» **WHAT THE TASK REQUIRES**: Look through the entries below and return all lines including the word "SARS".
*** Opening RECORD EXCERPTS ***
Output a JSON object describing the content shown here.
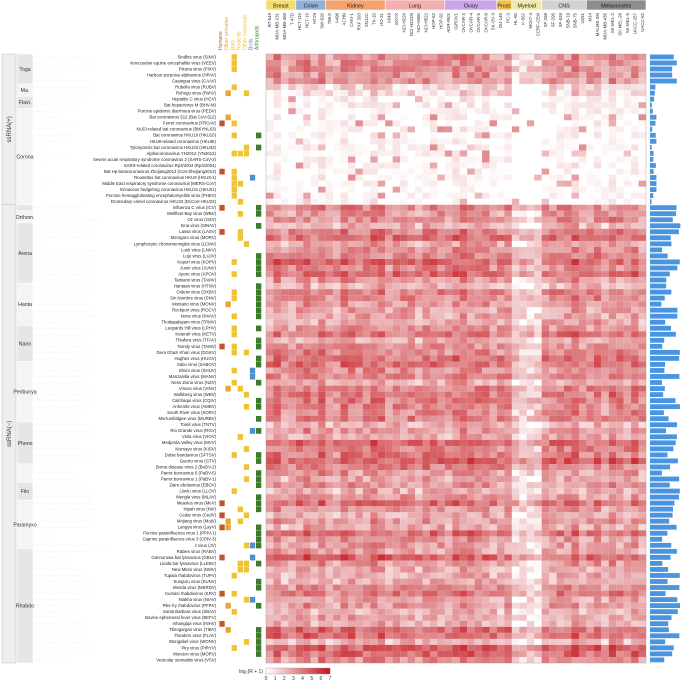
{
  "chart_data": {
    "type": "heatmap",
    "title": "",
    "xlabel": "",
    "ylabel": "",
    "groups": [
      {
        "label": "ssRNA(+)",
        "families": [
          {
            "label": "Toga",
            "viruses": [
              "Sindbis virus (SINV)",
              "Venezuelan equine encephalitis virus (VEEV)",
              "Pixuna virus (PIXV)",
              "Harbour porpoise alphavirus (HPAV)",
              "Caaingua virus (CAAV)"
            ]
          },
          {
            "label": "Ma.",
            "viruses": [
              "Rubella virus (RUBV)",
              "Ruhugu virus (RuhV)"
            ]
          },
          {
            "label": "Flavi.",
            "viruses": [
              "Hepatitis C virus (HCV)",
              "Bat hepacivirus M (BHV-M)"
            ]
          },
          {
            "label": "Corona",
            "viruses": [
              "Porcine epidemic diarrhoea virus (PEDV)",
              "Bat coronavirus 512 (Bat CoV-512)",
              "Ferret coronavirus (FRCoV)",
              "NL63-related bat coronavirus (BtKYNL63)",
              "Bat coronavirus HKU10 (HKU10)",
              "HKU8-related coronavirus (HKU8r)",
              "Tylonycteris bat coronavirus HKU33 (HKU33)",
              "Alphacoronavirus YN2012 (YN2012)",
              "Severe acute respiratory syndrome coronavirus 2 (SARS-CoV-2)",
              "SARS-related coronavirus Rp3/2004 (Rp3/2004)",
              "Bat Hp-betacoronavirus Zhejiang2013 (CoV-Zhejiang2013)",
              "Rousettus bat coronavirus HKU9 (HKU9-1)",
              "Middle East respiratory syndrome coronavirus (MERS-CoV)",
              "Erinaceus hedgehog coronavirus HKU31 (HKU31)",
              "Porcine hemagglutinating encephalomyelitis virus (PHEV)",
              "Dromedary camel coronavirus HKU23 (DcCoV-HKU23)"
            ]
          }
        ]
      },
      {
        "label": "ssRNA(−)",
        "families": [
          {
            "label": "",
            "viruses": [
              "Influenza C virus (ICV)"
            ]
          },
          {
            "label": "Orthom.",
            "viruses": [
              "Wellfleet Bay virus (WBV)",
              "Oz virus (OZV)"
            ]
          },
          {
            "label": "Arena",
            "viruses": [
              "Sina virus (SINAV)",
              "Lassa virus (LASV)",
              "Morogoro virus (MORV)",
              "Lymphocytic choriomeningitis virus (LCMV)",
              "Lunk virus (LNKV)",
              "Lujo virus (LUJV)",
              "Kopuri virus (KOPV)",
              "Junin virus (JUNV)",
              "Apore virus (APOV)",
              "Tamiami virus (TAMV)"
            ]
          },
          {
            "label": "Hanta",
            "viruses": [
              "Hantaan virus (HTNV)",
              "Oxbow virus (OXBV)",
              "Sin Nombre virus (SNV)",
              "Montano virus (MONV)",
              "Rockport virus (ROCV)",
              "Nova virus (NVAV)",
              "Thottapalayam virus (TPMV)"
            ]
          },
          {
            "label": "Nairo",
            "viruses": [
              "Leopards Hill virus (LPHV)",
              "Keterah virus (KETV)",
              "Thiafora virus (TFAV)",
              "Tamdy virus (TAMV)",
              "Dera Ghazi Khan virus (DGKV)",
              "Hughes virus (HUGV)"
            ]
          },
          {
            "label": "Peribunya",
            "viruses": [
              "Sabo virus (SABOV)",
              "Shuni virus (SHUV)",
              "Manzanilla virus (MANV)",
              "Ness Ziona virus (NZV)",
              "Vinces virus (VINV)",
              "Wolkberg virus (WBV)",
              "Calchaqui virus (CQIV)",
              "Anhembi virus (AMBV)",
              "South River virus (SORV)",
              "Murrumbidgee virus (MURBV)"
            ]
          },
          {
            "label": "Pheno",
            "viruses": [
              "Toreli virus (TNTV)",
              "Rio Grande virus (RGV)",
              "Viola virus (VIOV)",
              "Medjerda Valley virus (MVV)",
              "Kismayo virus (KISV)",
              "Dobie bandavirus (SFTSV)",
              "Guertu virus (GTV)"
            ]
          },
          {
            "label": "",
            "viruses": [
              "Borna disease virus 2 (BoDV-2)",
              "Parrot bornavirus 5 (PaBV-5)",
              "Parrot bornavirus 1 (PaBV-1)"
            ]
          },
          {
            "label": "Filo",
            "viruses": [
              "Zaire ebolavirus (EBOV)",
              "Lloviu virus (LLOV)",
              "Mengla virus (MLAV)"
            ]
          },
          {
            "label": "Paramyxo",
            "viruses": [
              "Measles virus (MeV)",
              "Nipah virus (NiV)",
              "Cedar virus (CedV)",
              "Mojiang virus (MojV)",
              "Langya virus (LayV)",
              "Porcine parainfluenza virus 1 (PPIV-1)",
              "Caprine parainfluenza virus 3 (CPIV-3)",
              "J virus (JV)"
            ]
          },
          {
            "label": "Rhabdo",
            "viruses": [
              "Rabies virus (RABV)",
              "Gannoruwa bat lyssavirus (GBLV)",
              "Lleida bat lyssavirus (LLEBV)",
              "New Minto virus (NMV)",
              "Tupaia rhabdovirus (TUPV)",
              "Sunguru virus (SUNV)",
              "Merida virus (MERDV)",
              "Kumasi rhabdovirus (KRV)",
              "Niakha virus (NIAV)",
              "Pike fry rhabdovirus (PFRV)",
              "Santa Barbara virus (SBAV)",
              "Bovine ephemeral fever virus (BEFV)",
              "Inhangapi virus (INHV)",
              "Tibrogargan virus (TIBV)",
              "Flanders virus (FLAV)",
              "Wongabel virus (WONV)",
              "Piry virus (PIRYV)",
              "Moreton virus (MORV)",
              "Vesicular stomatitis virus (VSV)"
            ]
          }
        ]
      }
    ],
    "host_columns": [
      "Humans",
      "Other primates",
      "Bats",
      "Rodents",
      "Other mammals",
      "Birds",
      "Arthropods"
    ],
    "host_colors": [
      "#c0542d",
      "#e8a533",
      "#f1c232",
      "#f1c232",
      "#f1c232",
      "#4f8fcf",
      "#3b7d2a"
    ],
    "tissues": [
      {
        "name": "Breast",
        "color": "#f6dc6a",
        "cell_lines": [
          "BT-549",
          "MDA-MB-231",
          "MDA-MB-468",
          "T-47D"
        ]
      },
      {
        "name": "Colon",
        "color": "#8fb0d8",
        "cell_lines": [
          "HCT-116",
          "HCT-15",
          "HT29",
          "SW-620"
        ]
      },
      {
        "name": "Kidney",
        "color": "#f6a170",
        "cell_lines": [
          "786-0",
          "A498",
          "ACHN",
          "CAKI-1",
          "RXF 393",
          "SN12C",
          "TK-10",
          "UO-31"
        ]
      },
      {
        "name": "Lung",
        "color": "#f4b0b0",
        "cell_lines": [
          "A549",
          "EKVX",
          "NCI-H226",
          "NCI-H322M",
          "NCI-H460",
          "NCI-H522",
          "HOP-62",
          "HOP-92"
        ]
      },
      {
        "name": "Ovary",
        "color": "#c8a6e8",
        "cell_lines": [
          "ADR-RES",
          "IGROV1",
          "OVCAR-3",
          "OVCAR-4",
          "OVCAR-5",
          "OVCAR-8",
          "SK-OV-3"
        ]
      },
      {
        "name": "Prost.",
        "color": "#f0c34a",
        "cell_lines": [
          "DU-145",
          "PC-3"
        ]
      },
      {
        "name": "Myeloid",
        "color": "#f2e8a8",
        "cell_lines": [
          "HL-60",
          "K-562",
          "MOLT-4",
          "CCRF-CEM"
        ]
      },
      {
        "name": "CNS",
        "color": "#d2d2d2",
        "cell_lines": [
          "SF-268",
          "SF-295",
          "SF-539",
          "SNB-19",
          "SNB-75",
          "U251"
        ]
      },
      {
        "name": "Melanocytes",
        "color": "#8d8d8d",
        "cell_lines": [
          "M14",
          "MALME-3M",
          "MDA-MB-435",
          "SK-MEL-2",
          "SK-MEL-28",
          "SK-MEL-5",
          "UACC-257",
          "UACC-62"
        ]
      }
    ],
    "colorbar": {
      "label": "log₂(R + 1)",
      "ticks": [
        0,
        1,
        2,
        3,
        4,
        5,
        6,
        7
      ],
      "range": [
        0,
        7
      ]
    },
    "colormap": [
      "#ffffff",
      "#c3151c"
    ],
    "bar_color": "#4a95e2"
  }
}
*** Closing RECORD EXCERPTS ***
» **YOUR RESPONSE**:
              "Severe acute respiratory syndrome coronavirus 2 (SARS-CoV-2)",
              "SARS-related coronavirus Rp3/2004 (Rp3/2004)",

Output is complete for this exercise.